- [AIM OF THE TASK]
Repeat the entire listing exactly.

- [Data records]
□ □ □
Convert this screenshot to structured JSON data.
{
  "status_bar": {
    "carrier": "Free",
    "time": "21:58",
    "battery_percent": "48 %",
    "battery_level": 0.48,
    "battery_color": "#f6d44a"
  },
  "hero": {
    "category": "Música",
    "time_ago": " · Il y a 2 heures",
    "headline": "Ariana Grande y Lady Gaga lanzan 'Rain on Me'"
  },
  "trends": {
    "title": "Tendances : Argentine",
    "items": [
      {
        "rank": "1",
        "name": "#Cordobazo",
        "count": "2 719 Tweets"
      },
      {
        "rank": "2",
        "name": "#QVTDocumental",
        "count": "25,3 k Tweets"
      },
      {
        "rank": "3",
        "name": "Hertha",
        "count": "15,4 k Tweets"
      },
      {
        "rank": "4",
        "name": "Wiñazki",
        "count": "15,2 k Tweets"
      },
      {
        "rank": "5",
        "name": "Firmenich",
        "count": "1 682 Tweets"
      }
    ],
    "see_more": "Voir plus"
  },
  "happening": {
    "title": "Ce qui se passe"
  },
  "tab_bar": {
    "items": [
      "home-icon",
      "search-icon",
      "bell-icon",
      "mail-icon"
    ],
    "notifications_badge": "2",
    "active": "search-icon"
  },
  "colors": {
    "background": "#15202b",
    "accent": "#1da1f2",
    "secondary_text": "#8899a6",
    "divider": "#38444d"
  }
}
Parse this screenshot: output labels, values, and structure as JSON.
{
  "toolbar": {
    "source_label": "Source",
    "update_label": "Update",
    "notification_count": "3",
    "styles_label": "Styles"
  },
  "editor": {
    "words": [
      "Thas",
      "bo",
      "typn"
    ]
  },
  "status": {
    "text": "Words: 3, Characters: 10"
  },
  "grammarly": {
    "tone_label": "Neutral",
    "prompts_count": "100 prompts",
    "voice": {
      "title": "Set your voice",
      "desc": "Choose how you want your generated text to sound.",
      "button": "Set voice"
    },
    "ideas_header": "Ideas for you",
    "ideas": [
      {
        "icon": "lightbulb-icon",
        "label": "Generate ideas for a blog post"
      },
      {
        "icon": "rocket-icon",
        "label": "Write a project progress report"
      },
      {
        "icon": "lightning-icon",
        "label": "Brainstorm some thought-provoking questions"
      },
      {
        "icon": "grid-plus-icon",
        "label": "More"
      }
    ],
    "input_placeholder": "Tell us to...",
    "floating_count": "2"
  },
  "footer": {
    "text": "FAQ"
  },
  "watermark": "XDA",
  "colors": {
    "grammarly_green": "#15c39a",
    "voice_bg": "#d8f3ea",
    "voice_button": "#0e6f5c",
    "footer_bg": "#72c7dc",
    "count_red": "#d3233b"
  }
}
□ □ □
- [THE REPLY]
Convert this screenshot to structured JSON data.
{
  "status_bar": {
    "carrier": "Free",
    "time": "21:58",
    "battery_percent": "48 %",
    "battery_level": 0.48,
    "battery_color": "#f6d44a"
  },
  "hero": {
    "category": "Música",
    "time_ago": " · Il y a 2 heures",
    "headline": "Ariana Grande y Lady Gaga lanzan 'Rain on Me'"
  },
  "trends": {
    "title": "Tendances : Argentine",
    "items": [
      {
        "rank": "1",
        "name": "#Cordobazo",
        "count": "2 719 Tweets"
      },
      {
        "rank": "2",
        "name": "#QVTDocumental",
        "count": "25,3 k Tweets"
      },
      {
        "rank": "3",
        "name": "Hertha",
        "count": "15,4 k Tweets"
      },
      {
        "rank": "4",
        "name": "Wiñazki",
        "count": "15,2 k Tweets"
      },
      {
        "rank": "5",
        "name": "Firmenich",
        "count": "1 682 Tweets"
      }
    ],
    "see_more": "Voir plus"
  },
  "happening": {
    "title": "Ce qui se passe"
  },
  "tab_bar": {
    "items": [
      "home-icon",
      "search-icon",
      "bell-icon",
      "mail-icon"
    ],
    "notifications_badge": "2",
    "active": "search-icon"
  },
  "colors": {
    "background": "#15202b",
    "accent": "#1da1f2",
    "secondary_text": "#8899a6",
    "divider": "#38444d"
  }
}
Parse this screenshot: output labels, values, and structure as JSON.
{
  "toolbar": {
    "source_label": "Source",
    "update_label": "Update",
    "notification_count": "3",
    "styles_label": "Styles"
  },
  "editor": {
    "words": [
      "Thas",
      "bo",
      "typn"
    ]
  },
  "status": {
    "text": "Words: 3, Characters: 10"
  },
  "grammarly": {
    "tone_label": "Neutral",
    "prompts_count": "100 prompts",
    "voice": {
      "title": "Set your voice",
      "desc": "Choose how you want your generated text to sound.",
      "button": "Set voice"
    },
    "ideas_header": "Ideas for you",
    "ideas": [
      {
        "icon": "lightbulb-icon",
        "label": "Generate ideas for a blog post"
      },
      {
        "icon": "rocket-icon",
        "label": "Write a project progress report"
      },
      {
        "icon": "lightning-icon",
        "label": "Brainstorm some thought-provoking questions"
      },
      {
        "icon": "grid-plus-icon",
        "label": "More"
      }
    ],
    "input_placeholder": "Tell us to...",
    "floating_count": "2"
  },
  "footer": {
    "text": "FAQ"
  },
  "watermark": "XDA",
  "colors": {
    "grammarly_green": "#15c39a",
    "voice_bg": "#d8f3ea",
    "voice_button": "#0e6f5c",
    "footer_bg": "#72c7dc",
    "count_red": "#d3233b"
  }
}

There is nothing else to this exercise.